Please output every line of the material as it stands, without the pictures.
○ ○ ○
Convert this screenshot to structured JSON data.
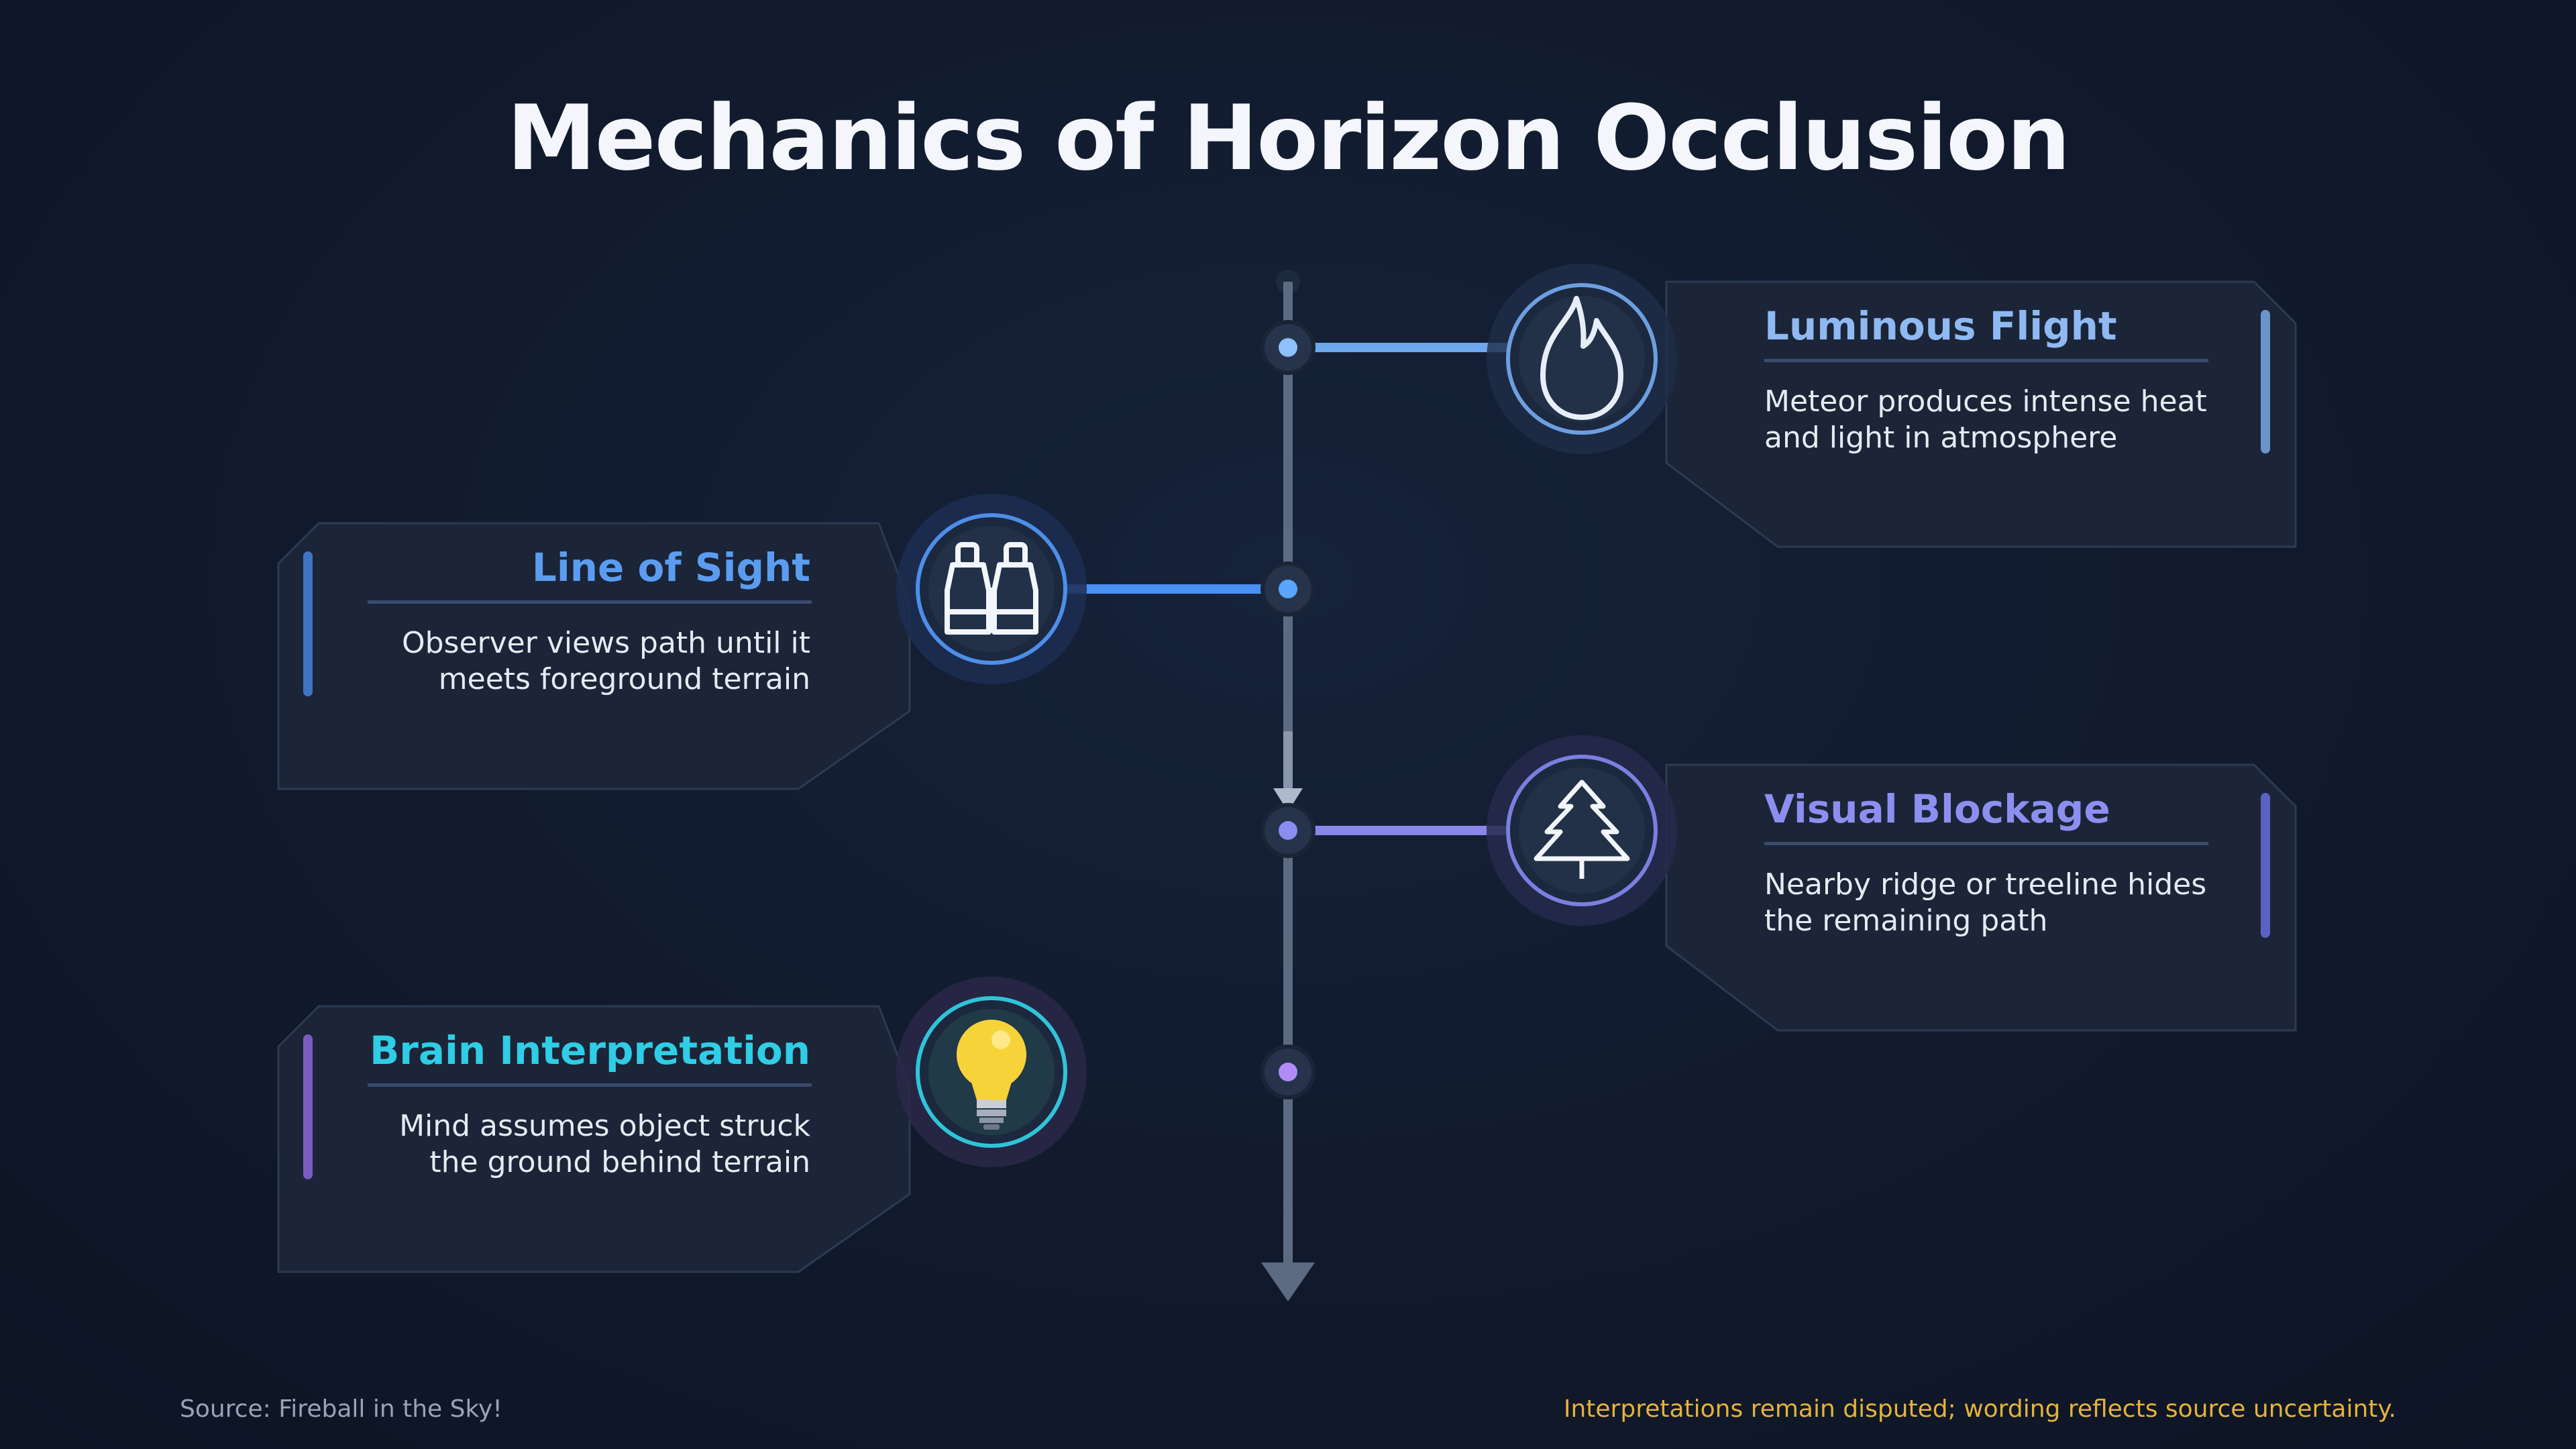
{
  "title": "Mechanics of Horizon Occlusion",
  "steps": [
    {
      "title": "Luminous Flight",
      "body_lines": [
        "Meteor produces intense heat",
        "and light in atmosphere"
      ],
      "icon": "flame-icon",
      "color": "#8fb9f2"
    },
    {
      "title": "Line of Sight",
      "body_lines": [
        "Observer views path until it",
        "meets foreground terrain"
      ],
      "icon": "binoculars-icon",
      "color": "#5b9cf0"
    },
    {
      "title": "Visual Blockage",
      "body_lines": [
        "Nearby ridge or treeline hides",
        "the remaining path"
      ],
      "icon": "pine-tree-icon",
      "color": "#8d8ff0"
    },
    {
      "title": "Brain Interpretation",
      "body_lines": [
        "Mind assumes object struck",
        "the ground behind terrain"
      ],
      "icon": "lightbulb-icon",
      "color": "#2fcde6"
    }
  ],
  "footer": {
    "source": "Source: Fireball in the Sky!",
    "note": "Interpretations remain disputed; wording reflects source uncertainty."
  }
}
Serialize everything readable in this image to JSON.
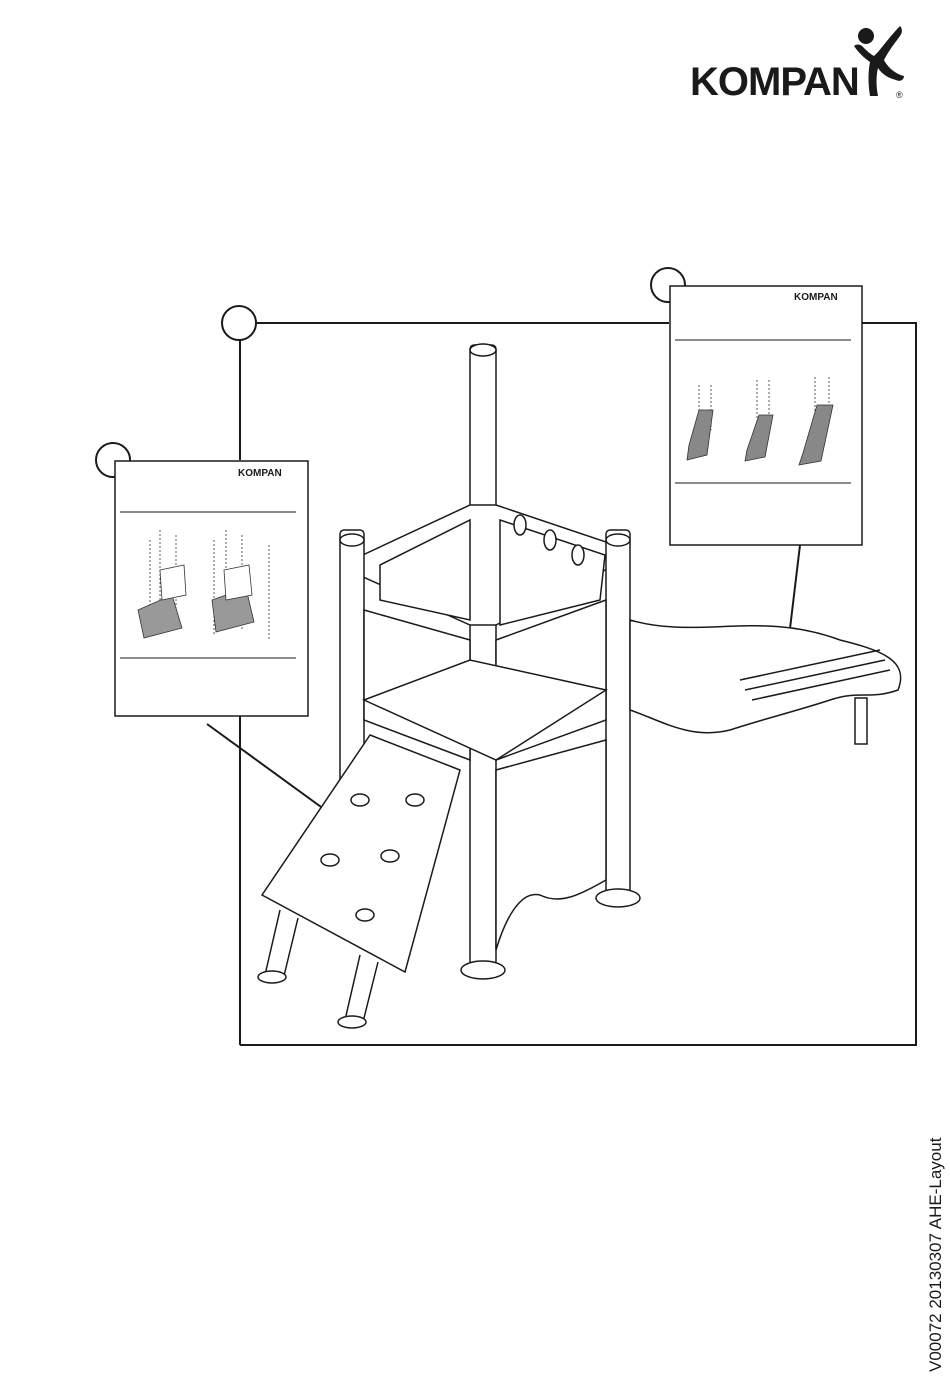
{
  "brand": {
    "name": "KOMPAN",
    "registered_mark": "®"
  },
  "callouts": {
    "main_assembly": "",
    "climbing_ramp": "",
    "slide": ""
  },
  "thumbnails": {
    "ramp": {
      "brand": "KOMPAN"
    },
    "slide": {
      "brand": "KOMPAN"
    }
  },
  "footer": {
    "doc_code": "V00072  20130307  AHE-Layout"
  }
}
○ ○ ○
*FINISHED ANSWER*.
Convert this screenshot to structured JSON data.
{
  "title": "Mechanics of Horizon Occlusion",
  "steps": [
    {
      "title": "Luminous Flight",
      "body_lines": [
        "Meteor produces intense heat",
        "and light in atmosphere"
      ],
      "icon": "flame-icon",
      "color": "#8fb9f2"
    },
    {
      "title": "Line of Sight",
      "body_lines": [
        "Observer views path until it",
        "meets foreground terrain"
      ],
      "icon": "binoculars-icon",
      "color": "#5b9cf0"
    },
    {
      "title": "Visual Blockage",
      "body_lines": [
        "Nearby ridge or treeline hides",
        "the remaining path"
      ],
      "icon": "pine-tree-icon",
      "color": "#8d8ff0"
    },
    {
      "title": "Brain Interpretation",
      "body_lines": [
        "Mind assumes object struck",
        "the ground behind terrain"
      ],
      "icon": "lightbulb-icon",
      "color": "#2fcde6"
    }
  ],
  "footer": {
    "source": "Source: Fireball in the Sky!",
    "note": "Interpretations remain disputed; wording reflects source uncertainty."
  }
}
Serialize everything readable in this image to JSON.
{
  "brand": {
    "name": "KOMPAN",
    "registered_mark": "®"
  },
  "callouts": {
    "main_assembly": "",
    "climbing_ramp": "",
    "slide": ""
  },
  "thumbnails": {
    "ramp": {
      "brand": "KOMPAN"
    },
    "slide": {
      "brand": "KOMPAN"
    }
  },
  "footer": {
    "doc_code": "V00072  20130307  AHE-Layout"
  }
}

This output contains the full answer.